GIVEN TASK = Check each line below for the word "placeholder", and copy those that have it.

[RAW RECORDS start]

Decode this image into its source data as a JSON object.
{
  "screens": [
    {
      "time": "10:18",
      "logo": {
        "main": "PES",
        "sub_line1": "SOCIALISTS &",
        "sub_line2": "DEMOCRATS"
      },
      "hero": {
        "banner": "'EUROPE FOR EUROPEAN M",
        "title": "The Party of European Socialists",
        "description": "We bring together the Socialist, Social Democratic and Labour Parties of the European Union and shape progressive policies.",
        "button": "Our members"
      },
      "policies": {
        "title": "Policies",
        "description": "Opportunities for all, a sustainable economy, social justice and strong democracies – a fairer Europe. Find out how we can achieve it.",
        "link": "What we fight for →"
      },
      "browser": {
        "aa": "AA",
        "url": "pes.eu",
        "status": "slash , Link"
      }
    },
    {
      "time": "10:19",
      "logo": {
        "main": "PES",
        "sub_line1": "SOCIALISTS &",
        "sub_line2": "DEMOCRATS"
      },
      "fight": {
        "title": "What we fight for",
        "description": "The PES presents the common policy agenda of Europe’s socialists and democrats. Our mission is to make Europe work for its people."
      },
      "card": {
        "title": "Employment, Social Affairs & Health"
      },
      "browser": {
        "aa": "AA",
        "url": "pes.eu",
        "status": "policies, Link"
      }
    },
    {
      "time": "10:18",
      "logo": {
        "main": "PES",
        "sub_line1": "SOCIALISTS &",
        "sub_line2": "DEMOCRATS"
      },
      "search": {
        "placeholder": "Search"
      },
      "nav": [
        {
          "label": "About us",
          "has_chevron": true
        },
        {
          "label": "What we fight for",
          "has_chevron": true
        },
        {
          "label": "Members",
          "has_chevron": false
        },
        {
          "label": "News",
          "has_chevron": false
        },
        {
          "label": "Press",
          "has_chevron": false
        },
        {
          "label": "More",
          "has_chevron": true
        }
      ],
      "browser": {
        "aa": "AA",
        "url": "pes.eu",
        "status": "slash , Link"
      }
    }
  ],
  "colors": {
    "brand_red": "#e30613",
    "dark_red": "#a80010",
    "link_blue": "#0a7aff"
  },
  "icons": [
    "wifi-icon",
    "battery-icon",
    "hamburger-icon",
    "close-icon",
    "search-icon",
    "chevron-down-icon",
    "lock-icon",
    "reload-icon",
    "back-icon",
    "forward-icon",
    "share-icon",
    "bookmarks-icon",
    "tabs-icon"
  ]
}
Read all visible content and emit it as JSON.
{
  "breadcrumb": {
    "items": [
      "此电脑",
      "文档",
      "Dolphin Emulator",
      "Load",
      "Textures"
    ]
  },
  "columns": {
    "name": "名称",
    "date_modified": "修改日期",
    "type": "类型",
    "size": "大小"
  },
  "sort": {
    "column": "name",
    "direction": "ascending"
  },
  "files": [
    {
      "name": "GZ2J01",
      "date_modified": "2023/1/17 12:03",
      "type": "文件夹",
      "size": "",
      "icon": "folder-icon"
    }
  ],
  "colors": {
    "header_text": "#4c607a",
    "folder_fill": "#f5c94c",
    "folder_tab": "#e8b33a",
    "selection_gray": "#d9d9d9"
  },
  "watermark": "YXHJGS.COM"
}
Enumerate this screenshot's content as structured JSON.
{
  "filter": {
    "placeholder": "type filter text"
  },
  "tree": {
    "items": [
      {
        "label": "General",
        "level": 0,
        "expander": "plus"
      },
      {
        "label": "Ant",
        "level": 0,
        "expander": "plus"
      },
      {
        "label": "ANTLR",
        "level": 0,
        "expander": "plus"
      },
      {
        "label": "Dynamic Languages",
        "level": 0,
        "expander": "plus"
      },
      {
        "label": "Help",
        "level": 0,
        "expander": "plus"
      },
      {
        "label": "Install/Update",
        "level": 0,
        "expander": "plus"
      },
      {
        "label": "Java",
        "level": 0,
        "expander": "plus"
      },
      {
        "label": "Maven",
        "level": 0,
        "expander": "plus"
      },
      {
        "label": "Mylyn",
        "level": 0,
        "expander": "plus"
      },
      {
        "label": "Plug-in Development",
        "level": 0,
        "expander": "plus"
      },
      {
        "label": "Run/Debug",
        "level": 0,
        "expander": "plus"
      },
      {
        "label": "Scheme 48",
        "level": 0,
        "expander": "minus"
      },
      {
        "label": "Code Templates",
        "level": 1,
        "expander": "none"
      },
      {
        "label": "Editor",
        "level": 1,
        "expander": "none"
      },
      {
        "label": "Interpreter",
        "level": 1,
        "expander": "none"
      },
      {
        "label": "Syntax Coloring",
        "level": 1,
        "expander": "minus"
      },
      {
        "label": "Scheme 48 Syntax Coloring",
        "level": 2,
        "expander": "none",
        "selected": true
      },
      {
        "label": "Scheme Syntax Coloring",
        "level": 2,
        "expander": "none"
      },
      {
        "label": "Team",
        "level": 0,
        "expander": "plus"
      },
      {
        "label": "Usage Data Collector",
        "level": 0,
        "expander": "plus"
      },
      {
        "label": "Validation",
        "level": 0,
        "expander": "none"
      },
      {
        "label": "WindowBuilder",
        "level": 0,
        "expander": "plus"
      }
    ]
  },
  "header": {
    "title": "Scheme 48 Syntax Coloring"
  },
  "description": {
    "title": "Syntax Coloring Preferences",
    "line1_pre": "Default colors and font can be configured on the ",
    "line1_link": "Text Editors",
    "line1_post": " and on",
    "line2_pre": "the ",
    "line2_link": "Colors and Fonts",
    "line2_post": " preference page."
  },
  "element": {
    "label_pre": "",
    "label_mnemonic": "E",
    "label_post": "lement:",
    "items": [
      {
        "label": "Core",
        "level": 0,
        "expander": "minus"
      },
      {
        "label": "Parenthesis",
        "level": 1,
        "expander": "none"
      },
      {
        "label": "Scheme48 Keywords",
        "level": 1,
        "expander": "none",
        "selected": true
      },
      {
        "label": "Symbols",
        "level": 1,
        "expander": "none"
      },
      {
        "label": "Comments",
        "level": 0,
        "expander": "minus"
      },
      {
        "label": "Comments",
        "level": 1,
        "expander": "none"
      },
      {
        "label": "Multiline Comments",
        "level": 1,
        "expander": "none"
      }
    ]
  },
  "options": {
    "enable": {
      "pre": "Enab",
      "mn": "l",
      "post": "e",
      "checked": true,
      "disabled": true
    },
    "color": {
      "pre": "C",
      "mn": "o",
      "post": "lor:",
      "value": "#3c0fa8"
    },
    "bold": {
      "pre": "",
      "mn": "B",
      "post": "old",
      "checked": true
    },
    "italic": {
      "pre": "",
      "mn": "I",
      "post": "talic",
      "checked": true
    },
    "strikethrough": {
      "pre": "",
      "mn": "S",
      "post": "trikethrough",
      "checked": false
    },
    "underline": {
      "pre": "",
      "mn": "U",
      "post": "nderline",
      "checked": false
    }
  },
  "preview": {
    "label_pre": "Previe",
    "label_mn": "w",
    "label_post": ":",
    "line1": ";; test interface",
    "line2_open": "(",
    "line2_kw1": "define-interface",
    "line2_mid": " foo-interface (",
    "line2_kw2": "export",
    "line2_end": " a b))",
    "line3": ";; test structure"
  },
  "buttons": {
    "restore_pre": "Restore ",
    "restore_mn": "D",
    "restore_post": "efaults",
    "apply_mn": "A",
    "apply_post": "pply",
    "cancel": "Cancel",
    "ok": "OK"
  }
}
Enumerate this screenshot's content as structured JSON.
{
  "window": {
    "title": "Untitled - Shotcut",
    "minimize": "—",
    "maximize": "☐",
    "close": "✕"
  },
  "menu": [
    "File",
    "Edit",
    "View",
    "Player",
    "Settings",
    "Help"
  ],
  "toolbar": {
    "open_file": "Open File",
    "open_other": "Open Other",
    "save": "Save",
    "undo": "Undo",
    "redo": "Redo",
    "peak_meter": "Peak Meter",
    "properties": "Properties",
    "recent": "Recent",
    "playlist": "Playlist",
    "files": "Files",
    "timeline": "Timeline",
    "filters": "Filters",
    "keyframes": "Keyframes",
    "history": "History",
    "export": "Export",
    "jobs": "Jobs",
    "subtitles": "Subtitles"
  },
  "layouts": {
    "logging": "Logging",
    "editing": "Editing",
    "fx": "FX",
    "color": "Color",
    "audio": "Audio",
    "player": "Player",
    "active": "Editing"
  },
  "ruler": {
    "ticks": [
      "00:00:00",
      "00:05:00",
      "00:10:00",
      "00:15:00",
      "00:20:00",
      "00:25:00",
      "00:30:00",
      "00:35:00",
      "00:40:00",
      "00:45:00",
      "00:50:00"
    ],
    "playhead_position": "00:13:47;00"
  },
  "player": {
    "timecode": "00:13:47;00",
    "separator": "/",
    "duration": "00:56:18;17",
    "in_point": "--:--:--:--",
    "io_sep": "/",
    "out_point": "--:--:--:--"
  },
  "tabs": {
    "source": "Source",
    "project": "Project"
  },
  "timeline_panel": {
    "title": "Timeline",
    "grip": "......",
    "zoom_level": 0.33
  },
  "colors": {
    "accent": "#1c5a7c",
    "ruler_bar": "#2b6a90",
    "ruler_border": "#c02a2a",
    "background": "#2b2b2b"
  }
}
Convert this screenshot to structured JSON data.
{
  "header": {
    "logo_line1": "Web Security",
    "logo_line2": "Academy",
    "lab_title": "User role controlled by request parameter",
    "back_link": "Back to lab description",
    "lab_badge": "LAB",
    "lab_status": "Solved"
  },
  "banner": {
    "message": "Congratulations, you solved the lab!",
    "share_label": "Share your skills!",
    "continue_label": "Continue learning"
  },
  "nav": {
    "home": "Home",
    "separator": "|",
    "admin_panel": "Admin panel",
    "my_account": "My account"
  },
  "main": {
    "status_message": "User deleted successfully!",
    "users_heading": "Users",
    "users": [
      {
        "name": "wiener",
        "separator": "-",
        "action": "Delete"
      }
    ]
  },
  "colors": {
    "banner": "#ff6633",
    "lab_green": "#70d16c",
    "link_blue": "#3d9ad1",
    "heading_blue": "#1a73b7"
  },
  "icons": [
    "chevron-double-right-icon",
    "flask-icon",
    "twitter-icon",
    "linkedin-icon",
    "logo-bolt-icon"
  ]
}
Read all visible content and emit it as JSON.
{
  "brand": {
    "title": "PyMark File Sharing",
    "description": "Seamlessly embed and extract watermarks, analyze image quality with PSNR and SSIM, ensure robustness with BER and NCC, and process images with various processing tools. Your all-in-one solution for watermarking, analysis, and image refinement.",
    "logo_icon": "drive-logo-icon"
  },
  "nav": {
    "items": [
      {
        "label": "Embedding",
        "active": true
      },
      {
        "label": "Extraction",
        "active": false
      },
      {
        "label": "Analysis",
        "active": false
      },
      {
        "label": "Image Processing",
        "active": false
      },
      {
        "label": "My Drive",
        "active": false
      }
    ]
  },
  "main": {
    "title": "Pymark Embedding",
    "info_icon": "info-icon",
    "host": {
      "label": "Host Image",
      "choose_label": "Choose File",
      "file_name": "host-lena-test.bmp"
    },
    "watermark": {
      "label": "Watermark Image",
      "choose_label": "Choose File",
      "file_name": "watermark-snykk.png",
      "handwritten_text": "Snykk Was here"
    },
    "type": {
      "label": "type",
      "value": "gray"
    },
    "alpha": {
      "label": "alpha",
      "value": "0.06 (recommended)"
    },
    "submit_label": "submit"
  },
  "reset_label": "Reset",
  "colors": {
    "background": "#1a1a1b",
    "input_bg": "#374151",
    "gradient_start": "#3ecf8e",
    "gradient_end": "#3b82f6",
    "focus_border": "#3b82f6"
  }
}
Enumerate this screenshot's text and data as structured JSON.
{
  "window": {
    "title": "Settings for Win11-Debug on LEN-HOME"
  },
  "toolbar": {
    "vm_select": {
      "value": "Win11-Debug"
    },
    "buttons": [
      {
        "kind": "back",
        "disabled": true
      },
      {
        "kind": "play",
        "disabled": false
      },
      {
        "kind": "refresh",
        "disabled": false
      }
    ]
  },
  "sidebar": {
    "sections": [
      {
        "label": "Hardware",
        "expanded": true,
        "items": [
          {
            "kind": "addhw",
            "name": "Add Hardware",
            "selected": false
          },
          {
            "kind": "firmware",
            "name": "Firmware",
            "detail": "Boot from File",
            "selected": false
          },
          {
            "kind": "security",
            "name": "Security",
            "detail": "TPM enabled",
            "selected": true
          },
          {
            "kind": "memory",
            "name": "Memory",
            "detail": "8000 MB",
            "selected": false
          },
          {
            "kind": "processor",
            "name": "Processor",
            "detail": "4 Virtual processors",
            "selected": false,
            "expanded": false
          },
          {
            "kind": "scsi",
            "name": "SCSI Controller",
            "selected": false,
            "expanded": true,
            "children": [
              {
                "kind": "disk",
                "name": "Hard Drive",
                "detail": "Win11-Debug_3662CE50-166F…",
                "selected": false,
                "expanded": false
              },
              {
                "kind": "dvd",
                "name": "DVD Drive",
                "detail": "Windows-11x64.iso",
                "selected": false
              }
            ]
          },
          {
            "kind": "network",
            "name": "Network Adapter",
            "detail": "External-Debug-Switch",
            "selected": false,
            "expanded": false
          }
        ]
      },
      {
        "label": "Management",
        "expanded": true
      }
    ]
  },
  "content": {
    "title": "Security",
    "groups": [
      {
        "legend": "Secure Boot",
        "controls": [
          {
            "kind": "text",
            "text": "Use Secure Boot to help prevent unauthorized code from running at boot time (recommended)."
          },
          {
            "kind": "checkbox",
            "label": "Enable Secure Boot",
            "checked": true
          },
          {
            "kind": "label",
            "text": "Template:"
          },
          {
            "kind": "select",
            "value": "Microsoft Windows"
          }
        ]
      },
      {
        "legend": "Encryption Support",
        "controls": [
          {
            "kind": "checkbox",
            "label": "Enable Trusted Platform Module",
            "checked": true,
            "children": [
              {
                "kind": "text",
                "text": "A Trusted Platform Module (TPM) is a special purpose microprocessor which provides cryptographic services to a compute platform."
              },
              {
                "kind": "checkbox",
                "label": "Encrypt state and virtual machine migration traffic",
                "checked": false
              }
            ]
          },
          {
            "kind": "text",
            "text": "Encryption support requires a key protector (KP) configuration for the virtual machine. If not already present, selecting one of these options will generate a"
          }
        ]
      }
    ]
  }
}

[RAW RECORDS end]

EXERCISE OUTPUT =
        "placeholder": "Search"
    "placeholder": "type filter text"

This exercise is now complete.